- _PROMPT_
Check every line of the material below for the string "CTGD", and return the ones that have it.

### RECORDS FOR PROCESSING ###

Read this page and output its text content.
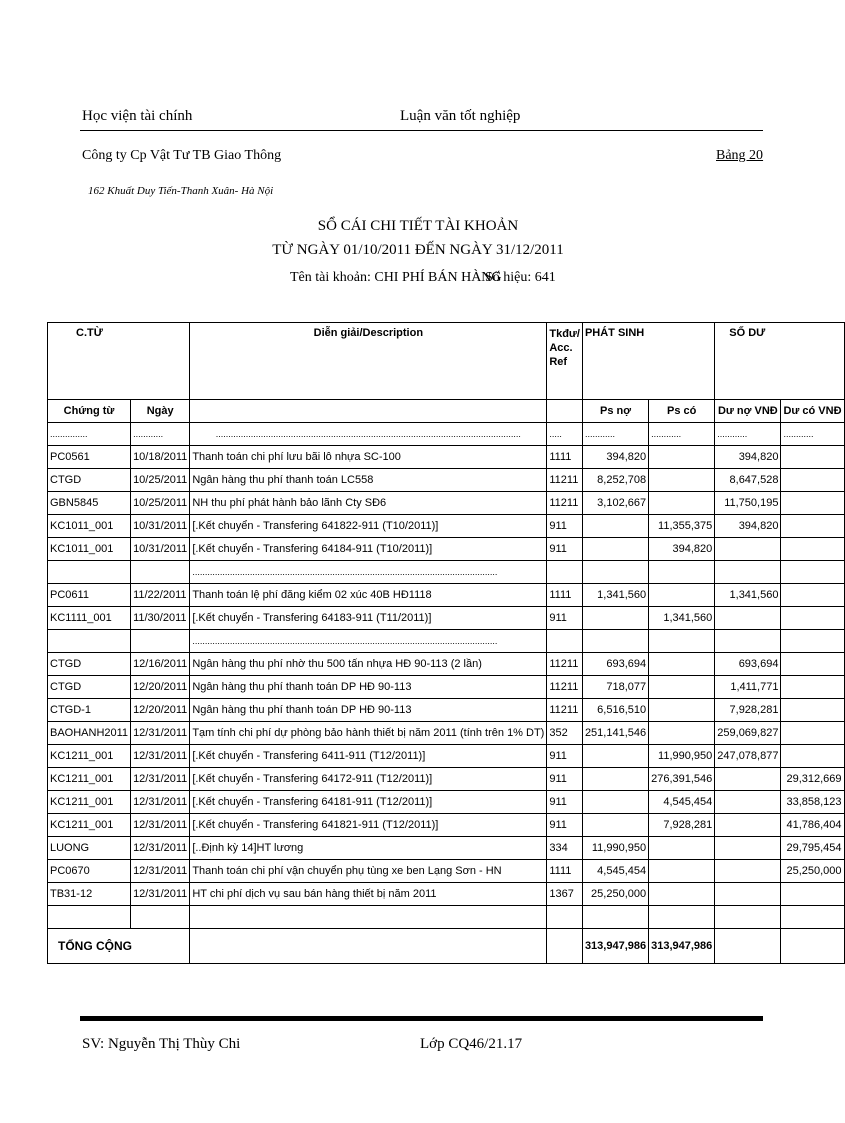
Học viện tài chính	Luận văn tốt nghiệp
Công ty Cp Vật Tư TB Giao Thông	Bảng 20
162 Khuất Duy Tiến-Thanh Xuân- Hà Nội
SỔ CÁI CHI TIẾT TÀI KHOẢN
TỪ NGÀY 01/10/2011 ĐẾN NGÀY 31/12/2011
Tên tài khoản: CHI PHÍ BÁN HÀNG
Số hiệu: 641
C.TỪ		Diễn giải/Description	Tkđư/ Acc. Ref	PHÁT SINH		SỐ DƯ	
Chứng từ	Ngày			Ps nợ	Ps có	Dư nợ VNĐ	Dư có VNĐ
...............	............	..........................................................................................................................	.....	............	............	............	............
PC0561	10/18/2011	Thanh toán chi phí lưu bãi lô nhựa SC-100	1111	394,820		394,820	
CTGD	10/25/2011	Ngân hàng thu phí thanh toán LC558	11211	8,252,708		8,647,528	
GBN5845	10/25/2011	NH thu phí phát hành bảo lãnh Cty SĐ6	11211	3,102,667		11,750,195	
KC1011_001	10/31/2011	[.Kết chuyển - Transfering 641822-911 (T10/2011)]	911		11,355,375	394,820	
KC1011_001	10/31/2011	[.Kết chuyển - Transfering 64184-911 (T10/2011)]	911		394,820		
		..........................................................................................................................					
PC0611	11/22/2011	Thanh toán lệ phí đăng kiểm 02 xúc 40B HĐ1118	1111	1,341,560		1,341,560	
KC1111_001	11/30/2011	[.Kết chuyển - Transfering 64183-911 (T11/2011)]	911		1,341,560		
		..........................................................................................................................					
CTGD	12/16/2011	Ngân hàng thu phí nhờ thu 500 tấn nhựa HĐ 90-113 (2 lần)	11211	693,694		693,694	
CTGD	12/20/2011	Ngân hàng thu phí thanh toán DP HĐ 90-113	11211	718,077		1,411,771	
CTGD-1	12/20/2011	Ngân hàng thu phí thanh toán DP HĐ 90-113	11211	6,516,510		7,928,281	
BAOHANH2011	12/31/2011	Tạm tính chi phí dự phòng bảo hành thiết bị năm 2011 (tính trên 1% DT)	352	251,141,546		259,069,827	
KC1211_001	12/31/2011	[.Kết chuyển - Transfering 6411-911 (T12/2011)]	911		11,990,950	247,078,877	
KC1211_001	12/31/2011	[.Kết chuyển - Transfering 64172-911 (T12/2011)]	911		276,391,546		29,312,669
KC1211_001	12/31/2011	[.Kết chuyển - Transfering 64181-911 (T12/2011)]	911		4,545,454		33,858,123
KC1211_001	12/31/2011	[.Kết chuyển - Transfering 641821-911 (T12/2011)]	911		7,928,281		41,786,404
LUONG	12/31/2011	[..Định kỳ 14]HT lương	334	11,990,950			29,795,454
PC0670	12/31/2011	Thanh toán chi phí vận chuyển phụ tùng xe ben Lạng Sơn - HN	1111	4,545,454			25,250,000
TB31-12	12/31/2011	HT chi phí dịch vụ sau bán hàng thiết bị năm 2011	1367	25,250,000			

TỔNG CỘNG				313,947,986	313,947,986		
SV: Nguyễn Thị Thùy Chi	Lớp CQ46/21.17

###

- _TASK RESULT_
CTGD	10/25/2011	Ngân hàng thu phí thanh toán LC558	11211	8,252,708		8,647,528	
CTGD	12/16/2011	Ngân hàng thu phí nhờ thu 500 tấn nhựa HĐ 90-113 (2 lần)	11211	693,694		693,694	
CTGD	12/20/2011	Ngân hàng thu phí thanh toán DP HĐ 90-113	11211	718,077		1,411,771	
CTGD-1	12/20/2011	Ngân hàng thu phí thanh toán DP HĐ 90-113	11211	6,516,510		7,928,281	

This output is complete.